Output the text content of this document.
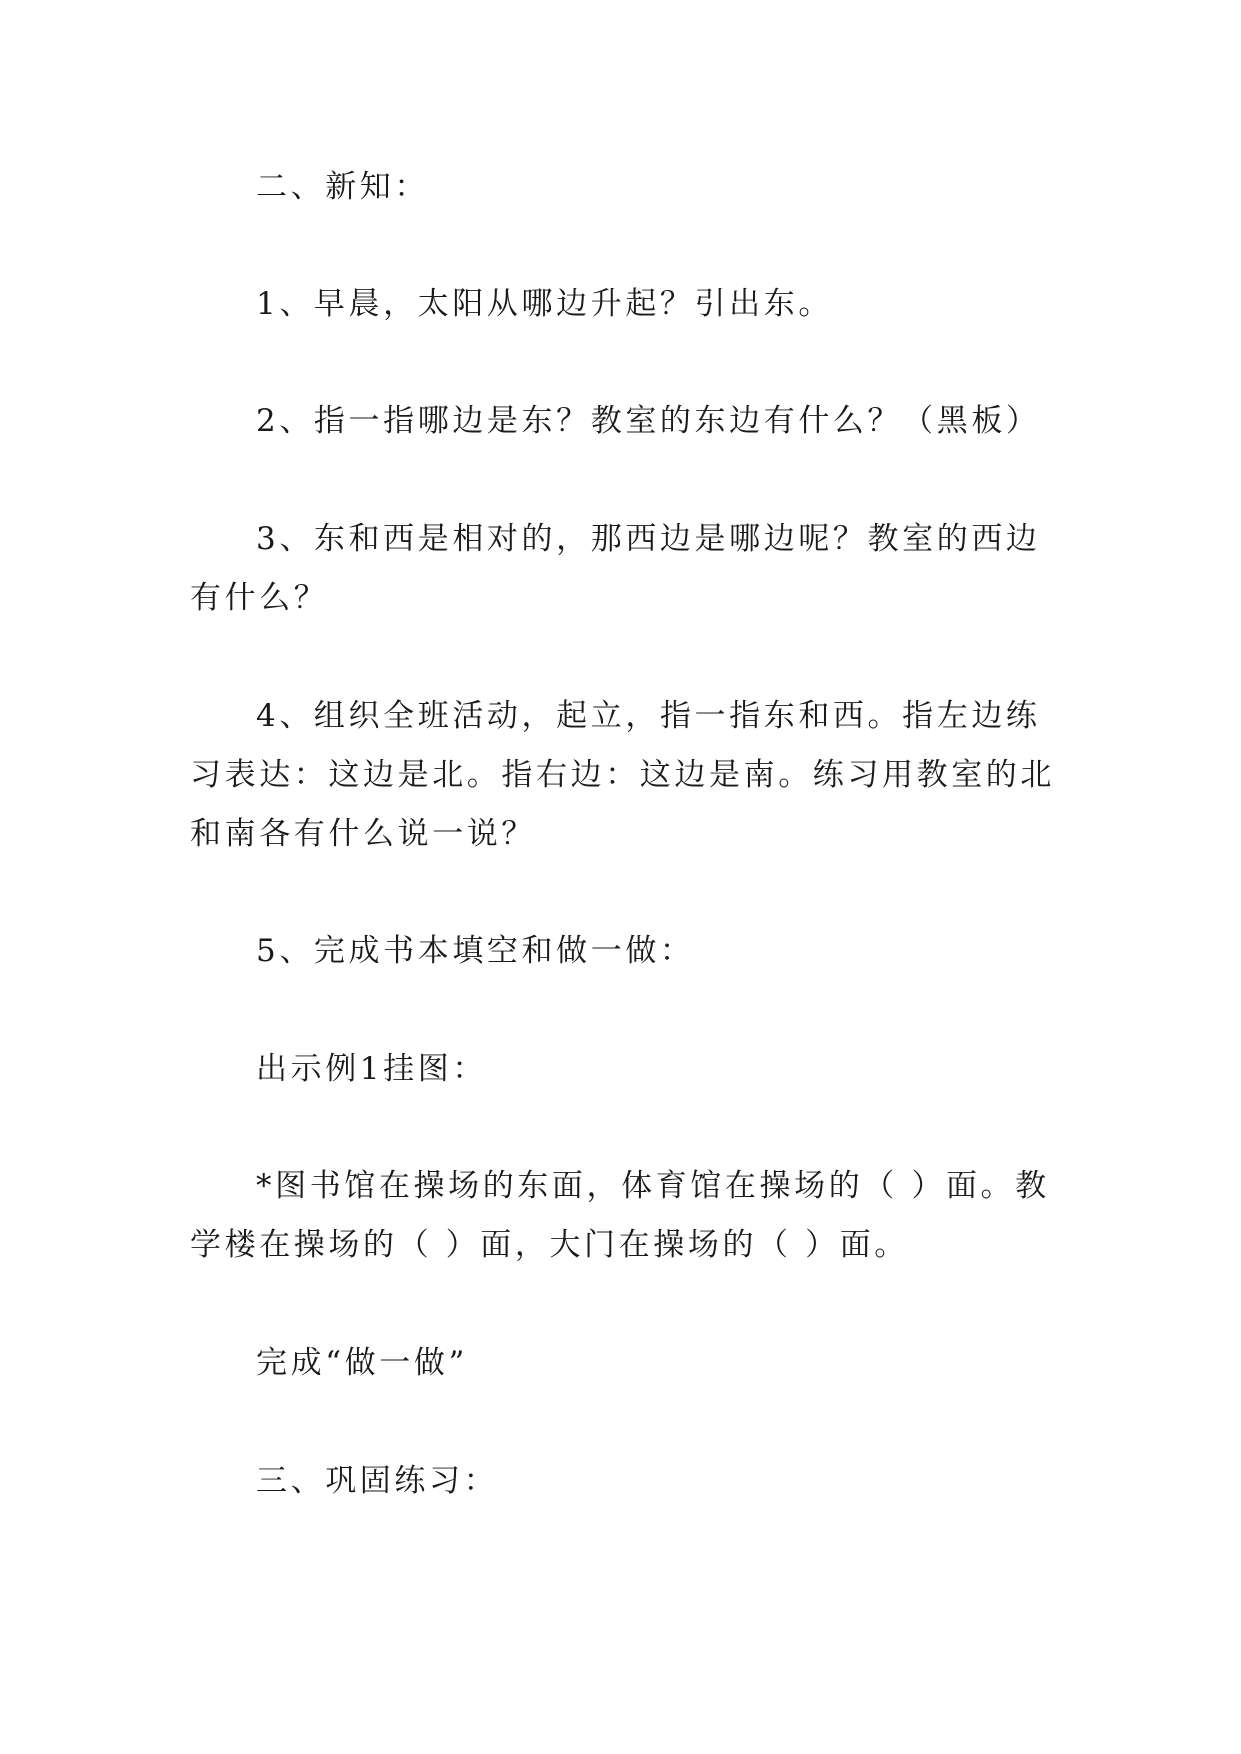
二、新知：

1、早晨，太阳从哪边升起？引出东。

2、指一指哪边是东？教室的东边有什么？（黑板）

3、东和西是相对的，那西边是哪边呢？教室的西边有什么？

4、组织全班活动，起立，指一指东和西。指左边练习表达：这边是北。指右边：这边是南。练习用教室的北和南各有什么说一说？

5、完成书本填空和做一做：

出示例1挂图：

*图书馆在操场的东面，体育馆在操场的（ ）面。教学楼在操场的（ ）面，大门在操场的（ ）面。

完成“做一做”

三、巩固练习：
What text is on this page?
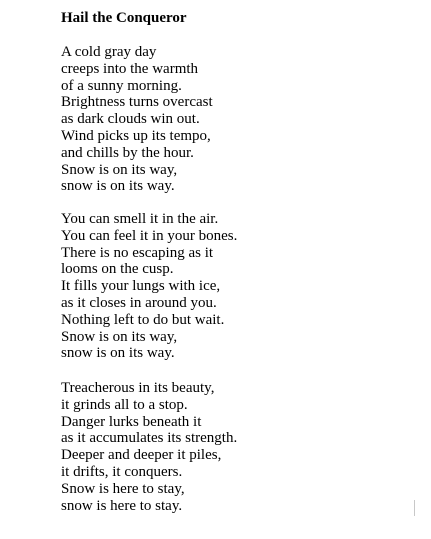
Hail the Conqueror
A cold gray day
creeps into the warmth
of a sunny morning.
Brightness turns overcast
as dark clouds win out.
Wind picks up its tempo,
and chills by the hour.
Snow is on its way,
snow is on its way.
You can smell it in the air.
You can feel it in your bones.
There is no escaping as it
looms on the cusp.
It fills your lungs with ice,
as it closes in around you.
Nothing left to do but wait.
Snow is on its way,
snow is on its way.
Treacherous in its beauty,
it grinds all to a stop.
Danger lurks beneath it
as it accumulates its strength.
Deeper and deeper it piles,
it drifts, it conquers.
Snow is here to stay,
snow is here to stay.
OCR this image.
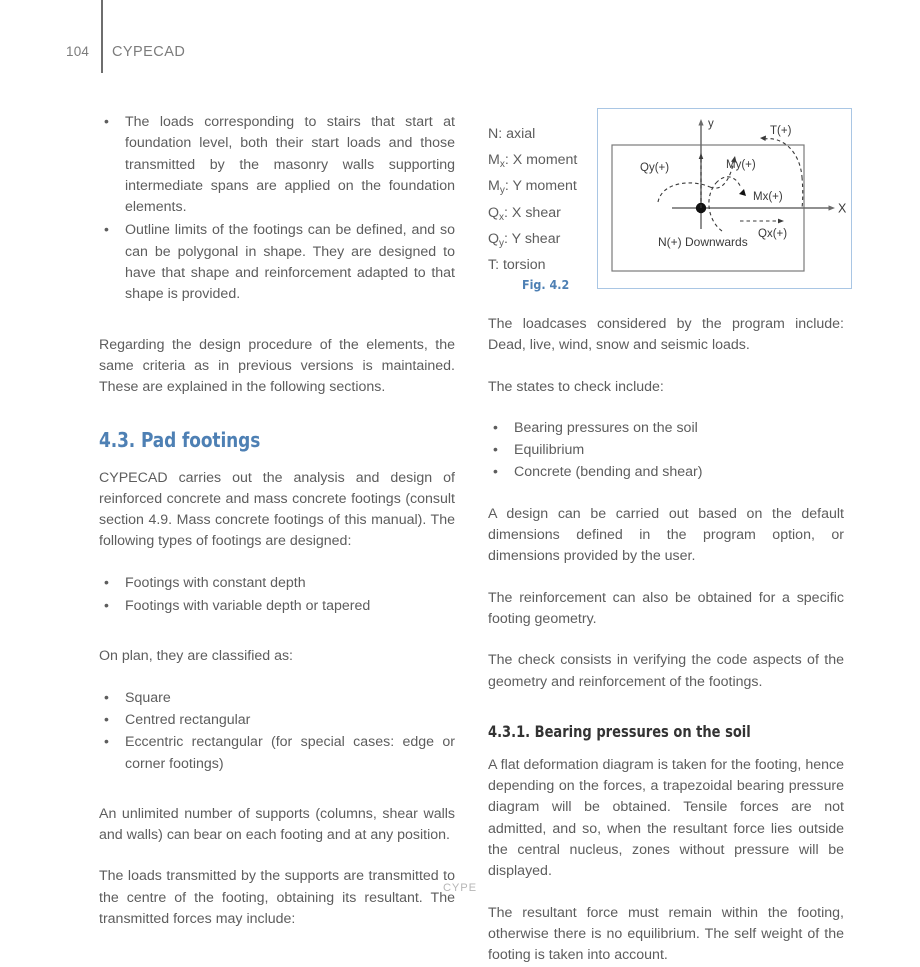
104 CYPECAD
• The loads corresponding to stairs that start at foundation level, both their start loads and those transmitted by the masonry walls supporting intermediate spans are applied on the foundation elements.
• Outline limits of the footings can be defined, and so can be polygonal in shape. They are designed to have that shape and reinforcement adapted to that shape is provided.

Regarding the design procedure of the elements, the same criteria as in previous versions is maintained. These are explained in the following sections.

4.3. Pad footings

CYPECAD carries out the analysis and design of reinforced concrete and mass concrete footings (consult section 4.9. Mass concrete footings of this manual). The following types of footings are designed:

• Footings with constant depth
• Footings with variable depth or tapered

On plan, they are classified as:

• Square
• Centred rectangular
• Eccentric rectangular (for special cases: edge or corner footings)

An unlimited number of supports (columns, shear walls and walls) can bear on each footing and at any position.

The loads transmitted by the supports are transmitted to the centre of the footing, obtaining its resultant. The transmitted forces may include:

N: axial
$M_x$: X moment
$M_y$: Y moment
$Q_x$: X shear
$Q_y$: Y shear
T: torsion
Fig. 4.2
y
X
Qy(+)	My(+)
Mx(+)
T(+)
Qx(+)
N(+) Downwards

The loadcases considered by the program include: Dead, live, wind, snow and seismic loads.

The states to check include:

• Bearing pressures on the soil
• Equilibrium
• Concrete (bending and shear)

A design can be carried out based on the default dimensions defined in the program option, or dimensions provided by the user.

The reinforcement can also be obtained for a specific footing geometry.

The check consists in verifying the code aspects of the geometry and reinforcement of the footings.

4.3.1. Bearing pressures on the soil

A flat deformation diagram is taken for the footing, hence depending on the forces, a trapezoidal bearing pressure diagram will be obtained. Tensile forces are not admitted, and so, when the resultant force lies outside the central nucleus, zones without pressure will be displayed.

The resultant force must remain within the footing, otherwise there is no equilibrium. The self weight of the footing is taken into account.

CYPE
........
### Goal of the exercise:
Say how many lines hold the word "program", giving the number and nothing else.

### Exercise solution:
2